Copy out every line of the records where the string "treatment" occurs.

Items from a data source
***

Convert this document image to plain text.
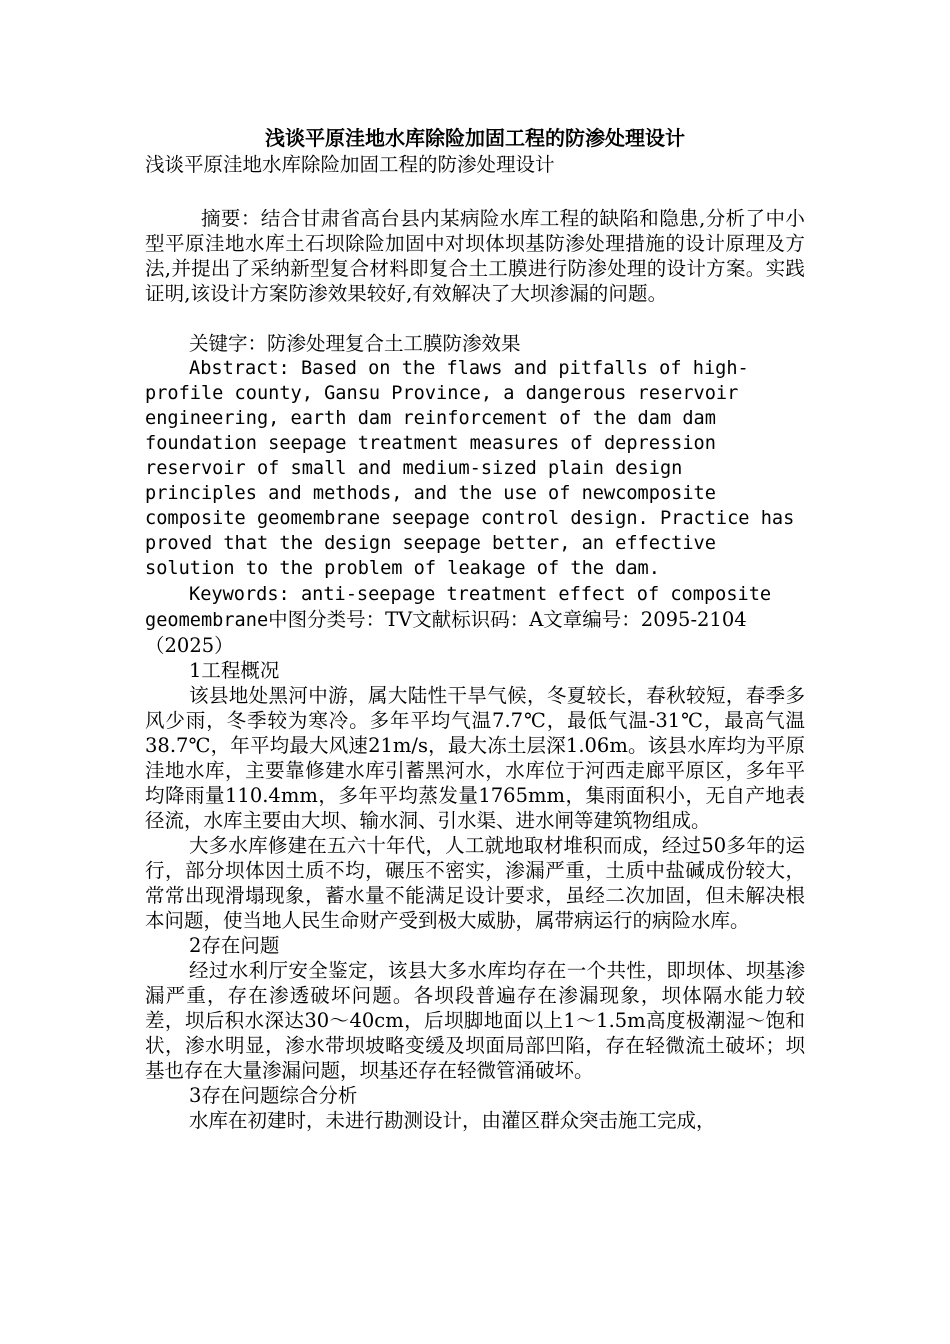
浅谈平原洼地水库除险加固工程的防渗处理设计

浅谈平原洼地水库除险加固工程的防渗处理设计

摘要：结合甘肃省高台县内某病险水库工程的缺陷和隐患,分析了中小型平原洼地水库土石坝除险加固中对坝体坝基防渗处理措施的设计原理及方法,并提出了采纳新型复合材料即复合土工膜进行防渗处理的设计方案。实践证明,该设计方案防渗效果较好,有效解决了大坝渗漏的问题。

关键字：防渗处理复合土工膜防渗效果

Abstract: Based on the flaws and pitfalls of high-profile county, Gansu Province, a dangerous reservoir engineering, earth dam reinforcement of the dam dam foundation seepage treatment measures of depression reservoir of small and medium-sized plain design principles and methods, and the use of newcomposite composite geomembrane seepage control design. Practice has proved that the design seepage better, an effective solution to the problem of leakage of the dam.

Keywords: anti-seepage treatment effect of composite geomembrane中图分类号：TV文献标识码：A文章编号：2095-2104（2025）

1工程概况

该县地处黑河中游，属大陆性干旱气候，冬夏较长，春秋较短，春季多风少雨，冬季较为寒冷。多年平均气温7.7℃，最低气温-31℃，最高气温38.7℃，年平均最大风速21m/s，最大冻土层深1.06m。该县水库均为平原洼地水库，主要靠修建水库引蓄黑河水，水库位于河西走廊平原区，多年平均降雨量110.4mm，多年平均蒸发量1765mm，集雨面积小，无自产地表径流，水库主要由大坝、输水洞、引水渠、进水闸等建筑物组成。

大多水库修建在五六十年代，人工就地取材堆积而成，经过50多年的运行，部分坝体因土质不均，碾压不密实，渗漏严重，土质中盐碱成份较大，常常出现滑塌现象，蓄水量不能满足设计要求，虽经二次加固，但未解决根本问题，使当地人民生命财产受到极大威胁，属带病运行的病险水库。

2存在问题

经过水利厅安全鉴定，该县大多水库均存在一个共性，即坝体、坝基渗漏严重，存在渗透破坏问题。各坝段普遍存在渗漏现象，坝体隔水能力较差，坝后积水深达30～40cm，后坝脚地面以上1～1.5m高度极潮湿～饱和状，渗水明显，渗水带坝坡略变缓及坝面局部凹陷，存在轻微流土破坏；坝基也存在大量渗漏问题，坝基还存在轻微管涌破坏。

3存在问题综合分析

水库在初建时，未进行勘测设计，由灌区群众突击施工完成，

***

[FINAL RESULT]
Abstract: Based on the flaws and pitfalls of high-profile county, Gansu Province, a dangerous reservoir engineering, earth dam reinforcement of the dam dam foundation seepage treatment measures of depression reservoir of small and medium-sized plain design principles and methods, and the use of newcomposite composite geomembrane seepage control design. Practice has proved that the design seepage better, an effective solution to the problem of leakage of the dam.
Keywords: anti-seepage treatment effect of composite geomembrane中图分类号：TV文献标识码：A文章编号：2095-2104（2025）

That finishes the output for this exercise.